• **Stored data entries**:
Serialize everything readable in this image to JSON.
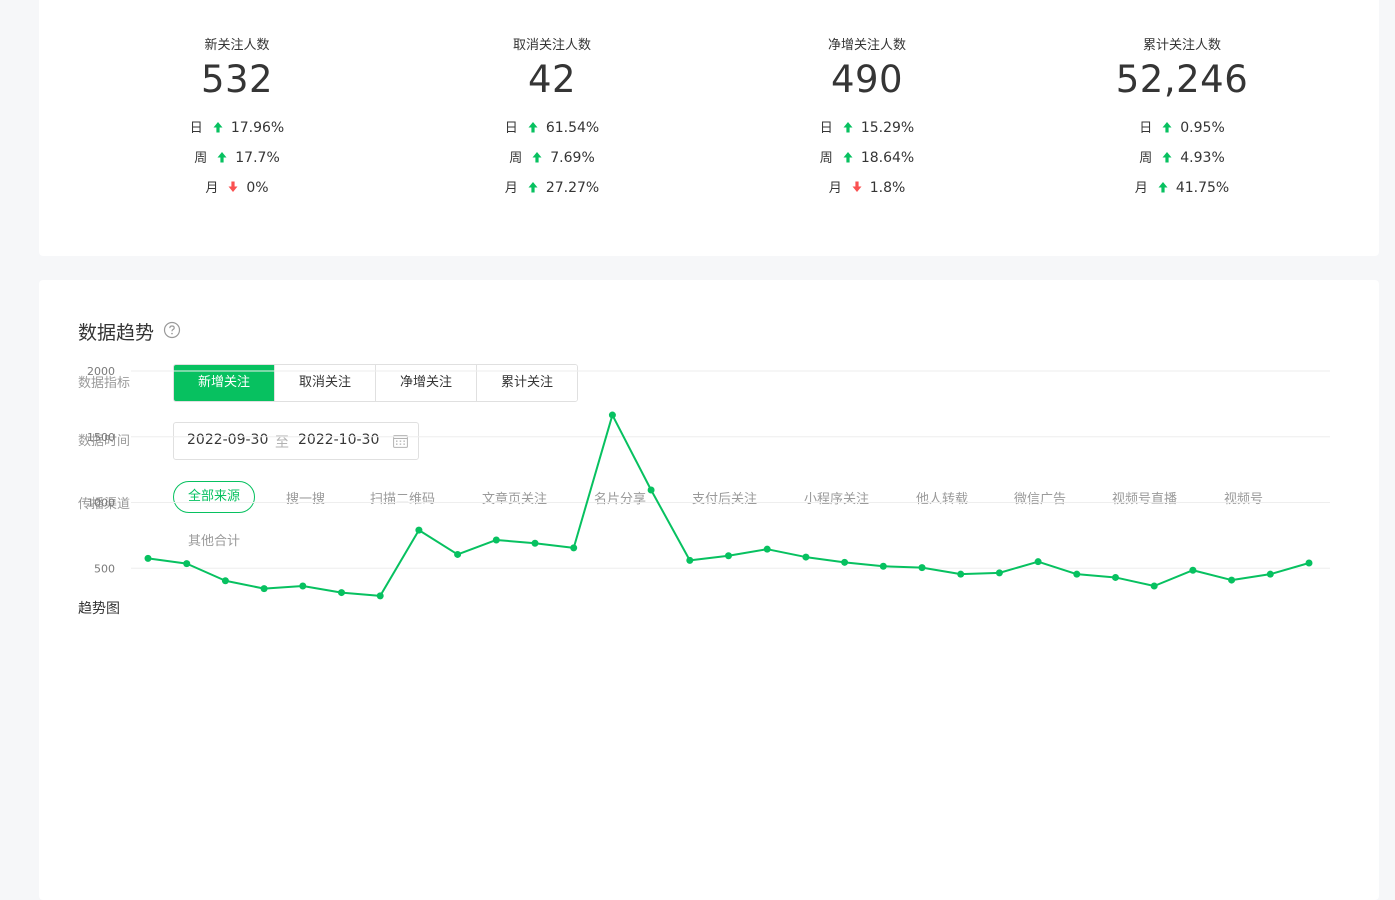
{
  "overview": {
    "stats": [
      {
        "label": "新关注人数",
        "value": "532",
        "changes": [
          {
            "period": "日",
            "dir": "up",
            "pct": "17.96%"
          },
          {
            "period": "周",
            "dir": "up",
            "pct": "17.7%"
          },
          {
            "period": "月",
            "dir": "down",
            "pct": "0%"
          }
        ]
      },
      {
        "label": "取消关注人数",
        "value": "42",
        "changes": [
          {
            "period": "日",
            "dir": "up",
            "pct": "61.54%"
          },
          {
            "period": "周",
            "dir": "up",
            "pct": "7.69%"
          },
          {
            "period": "月",
            "dir": "up",
            "pct": "27.27%"
          }
        ]
      },
      {
        "label": "净增关注人数",
        "value": "490",
        "changes": [
          {
            "period": "日",
            "dir": "up",
            "pct": "15.29%"
          },
          {
            "period": "周",
            "dir": "up",
            "pct": "18.64%"
          },
          {
            "period": "月",
            "dir": "down",
            "pct": "1.8%"
          }
        ]
      },
      {
        "label": "累计关注人数",
        "value": "52,246",
        "changes": [
          {
            "period": "日",
            "dir": "up",
            "pct": "0.95%"
          },
          {
            "period": "周",
            "dir": "up",
            "pct": "4.93%"
          },
          {
            "period": "月",
            "dir": "up",
            "pct": "41.75%"
          }
        ]
      }
    ]
  },
  "trend": {
    "title": "数据趋势",
    "help_icon": "question-circle-icon",
    "metric_label": "数据指标",
    "metrics": [
      "新增关注",
      "取消关注",
      "净增关注",
      "累计关注"
    ],
    "metric_active": 0,
    "time_label": "数据时间",
    "date_start": "2022-09-30",
    "date_sep": "至",
    "date_end": "2022-10-30",
    "calendar_icon": "calendar-icon",
    "channel_label": "传播渠道",
    "channels": [
      "全部来源",
      "搜一搜",
      "扫描二维码",
      "文章页关注",
      "名片分享",
      "支付后关注",
      "小程序关注",
      "他人转载",
      "微信广告",
      "视频号直播",
      "视频号",
      "其他合计"
    ],
    "channel_active": 0,
    "chart_title": "趋势图"
  },
  "colors": {
    "accent": "#07c160",
    "up": "#07c160",
    "down": "#fa5151",
    "grid": "#eeeeee"
  },
  "chart_data": {
    "type": "line",
    "yticks": [
      500,
      1000,
      1500,
      2000
    ],
    "ylim": [
      0,
      2000
    ],
    "series": [
      {
        "values": [
          575,
          535,
          405,
          345,
          365,
          315,
          290,
          790,
          605,
          715,
          690,
          655,
          1665,
          1095,
          560,
          595,
          645,
          585,
          545,
          515,
          505,
          455,
          465,
          550,
          455,
          430,
          365,
          485,
          410,
          455,
          540
        ]
      }
    ]
  }
}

• **Problem description**: Locate each line with the word "icon" and copy it.

• **Result**:
    "help_icon": "question-circle-icon",
    "calendar_icon": "calendar-icon",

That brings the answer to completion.